_Task directions_.
How many lines of the data hold the word "CORRECTIVE"? State the number and nothing else.

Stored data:
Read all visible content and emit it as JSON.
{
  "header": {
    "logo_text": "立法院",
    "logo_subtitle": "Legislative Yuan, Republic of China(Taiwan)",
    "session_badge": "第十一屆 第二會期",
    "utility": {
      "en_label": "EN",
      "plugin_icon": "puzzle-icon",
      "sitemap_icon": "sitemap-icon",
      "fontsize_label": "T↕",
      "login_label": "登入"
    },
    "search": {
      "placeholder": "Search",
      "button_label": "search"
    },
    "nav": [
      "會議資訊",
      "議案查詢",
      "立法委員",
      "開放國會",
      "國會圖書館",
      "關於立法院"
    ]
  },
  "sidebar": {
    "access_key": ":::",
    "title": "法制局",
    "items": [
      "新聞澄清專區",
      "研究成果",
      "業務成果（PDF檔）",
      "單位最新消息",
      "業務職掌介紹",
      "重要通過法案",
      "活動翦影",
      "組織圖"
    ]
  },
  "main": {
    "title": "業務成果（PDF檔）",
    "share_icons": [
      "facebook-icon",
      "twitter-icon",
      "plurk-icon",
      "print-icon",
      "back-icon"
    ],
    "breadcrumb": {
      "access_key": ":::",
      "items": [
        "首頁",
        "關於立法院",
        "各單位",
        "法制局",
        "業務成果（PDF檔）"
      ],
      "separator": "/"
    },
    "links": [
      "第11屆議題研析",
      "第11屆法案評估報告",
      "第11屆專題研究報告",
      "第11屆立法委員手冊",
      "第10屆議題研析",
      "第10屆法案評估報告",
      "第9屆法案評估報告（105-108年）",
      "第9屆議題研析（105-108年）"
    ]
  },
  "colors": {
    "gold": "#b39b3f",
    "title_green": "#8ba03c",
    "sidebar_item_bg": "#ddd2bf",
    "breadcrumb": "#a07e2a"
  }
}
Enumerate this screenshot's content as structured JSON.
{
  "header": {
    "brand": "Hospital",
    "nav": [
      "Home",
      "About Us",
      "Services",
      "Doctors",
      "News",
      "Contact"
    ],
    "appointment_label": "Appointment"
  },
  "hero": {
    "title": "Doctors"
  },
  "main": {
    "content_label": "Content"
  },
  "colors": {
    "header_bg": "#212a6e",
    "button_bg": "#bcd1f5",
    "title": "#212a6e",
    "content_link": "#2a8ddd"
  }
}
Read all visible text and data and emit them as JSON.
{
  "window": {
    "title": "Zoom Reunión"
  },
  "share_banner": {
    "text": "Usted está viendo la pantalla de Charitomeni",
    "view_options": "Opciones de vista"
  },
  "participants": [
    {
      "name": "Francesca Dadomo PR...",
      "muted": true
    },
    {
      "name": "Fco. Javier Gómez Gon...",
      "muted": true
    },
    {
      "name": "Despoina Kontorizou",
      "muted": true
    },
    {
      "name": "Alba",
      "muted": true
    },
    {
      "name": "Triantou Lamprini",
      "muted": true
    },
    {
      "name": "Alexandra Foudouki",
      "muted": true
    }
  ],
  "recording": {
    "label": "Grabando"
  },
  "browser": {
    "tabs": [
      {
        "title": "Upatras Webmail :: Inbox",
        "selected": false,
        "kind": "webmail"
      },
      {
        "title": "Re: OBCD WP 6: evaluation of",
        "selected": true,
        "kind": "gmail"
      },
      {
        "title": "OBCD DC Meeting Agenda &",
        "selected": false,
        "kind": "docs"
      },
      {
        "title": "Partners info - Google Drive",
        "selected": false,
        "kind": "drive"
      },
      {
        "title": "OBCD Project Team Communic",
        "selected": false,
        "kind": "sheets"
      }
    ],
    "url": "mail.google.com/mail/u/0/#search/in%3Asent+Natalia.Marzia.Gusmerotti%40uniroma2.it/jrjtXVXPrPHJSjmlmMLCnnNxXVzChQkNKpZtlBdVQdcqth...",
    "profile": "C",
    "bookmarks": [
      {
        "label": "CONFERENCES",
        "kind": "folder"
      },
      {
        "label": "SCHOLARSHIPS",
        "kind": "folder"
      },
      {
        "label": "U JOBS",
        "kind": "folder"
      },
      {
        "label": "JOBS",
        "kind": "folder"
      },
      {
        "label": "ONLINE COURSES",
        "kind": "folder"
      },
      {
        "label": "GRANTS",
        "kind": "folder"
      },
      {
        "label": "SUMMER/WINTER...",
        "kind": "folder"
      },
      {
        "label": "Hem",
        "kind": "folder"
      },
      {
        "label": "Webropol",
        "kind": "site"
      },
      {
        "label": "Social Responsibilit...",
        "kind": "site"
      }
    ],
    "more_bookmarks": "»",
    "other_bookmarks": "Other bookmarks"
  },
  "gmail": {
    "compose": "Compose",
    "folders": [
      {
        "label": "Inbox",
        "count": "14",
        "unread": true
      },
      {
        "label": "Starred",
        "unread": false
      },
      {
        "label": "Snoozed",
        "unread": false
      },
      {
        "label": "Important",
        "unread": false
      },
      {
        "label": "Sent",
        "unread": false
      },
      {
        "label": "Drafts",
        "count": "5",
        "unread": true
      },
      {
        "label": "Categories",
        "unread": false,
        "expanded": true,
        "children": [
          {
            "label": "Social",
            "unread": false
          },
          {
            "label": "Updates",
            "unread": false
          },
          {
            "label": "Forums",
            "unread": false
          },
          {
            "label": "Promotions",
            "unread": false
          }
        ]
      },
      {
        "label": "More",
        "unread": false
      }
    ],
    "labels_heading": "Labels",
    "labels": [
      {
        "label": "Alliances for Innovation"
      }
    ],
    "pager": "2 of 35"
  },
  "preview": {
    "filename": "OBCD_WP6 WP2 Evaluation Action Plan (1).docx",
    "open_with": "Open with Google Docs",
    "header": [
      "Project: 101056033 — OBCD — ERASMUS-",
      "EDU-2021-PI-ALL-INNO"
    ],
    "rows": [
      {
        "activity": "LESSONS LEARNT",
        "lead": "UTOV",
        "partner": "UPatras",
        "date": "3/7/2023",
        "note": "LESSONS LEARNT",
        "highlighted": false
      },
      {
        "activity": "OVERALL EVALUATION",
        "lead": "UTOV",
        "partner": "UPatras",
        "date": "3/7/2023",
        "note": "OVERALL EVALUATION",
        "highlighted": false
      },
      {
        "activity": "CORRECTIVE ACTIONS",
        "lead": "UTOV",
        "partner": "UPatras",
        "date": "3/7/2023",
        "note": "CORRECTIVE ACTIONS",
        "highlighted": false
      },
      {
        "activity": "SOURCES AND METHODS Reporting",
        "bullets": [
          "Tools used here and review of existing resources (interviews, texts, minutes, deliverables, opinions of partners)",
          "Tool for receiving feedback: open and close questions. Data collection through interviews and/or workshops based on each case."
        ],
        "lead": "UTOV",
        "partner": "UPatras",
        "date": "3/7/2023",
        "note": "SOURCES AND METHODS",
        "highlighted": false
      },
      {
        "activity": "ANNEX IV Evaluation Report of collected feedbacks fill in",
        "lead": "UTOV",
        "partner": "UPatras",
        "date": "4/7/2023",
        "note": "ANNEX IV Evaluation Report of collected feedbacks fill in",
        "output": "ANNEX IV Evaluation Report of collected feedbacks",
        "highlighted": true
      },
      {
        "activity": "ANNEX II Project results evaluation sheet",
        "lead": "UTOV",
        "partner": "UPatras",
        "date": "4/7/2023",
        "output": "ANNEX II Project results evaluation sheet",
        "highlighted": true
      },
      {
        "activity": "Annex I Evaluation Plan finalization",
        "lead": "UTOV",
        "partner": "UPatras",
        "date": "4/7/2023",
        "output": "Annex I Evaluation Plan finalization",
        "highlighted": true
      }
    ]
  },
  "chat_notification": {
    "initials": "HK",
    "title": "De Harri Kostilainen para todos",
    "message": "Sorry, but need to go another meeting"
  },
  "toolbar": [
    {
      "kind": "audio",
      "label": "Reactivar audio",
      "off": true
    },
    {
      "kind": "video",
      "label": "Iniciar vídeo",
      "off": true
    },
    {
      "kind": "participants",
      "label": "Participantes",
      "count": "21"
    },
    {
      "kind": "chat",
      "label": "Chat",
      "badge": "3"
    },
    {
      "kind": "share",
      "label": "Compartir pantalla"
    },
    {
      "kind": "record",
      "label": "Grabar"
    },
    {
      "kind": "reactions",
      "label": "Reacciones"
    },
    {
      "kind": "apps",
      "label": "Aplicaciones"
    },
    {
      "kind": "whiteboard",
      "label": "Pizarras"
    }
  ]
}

_Complete response_.
2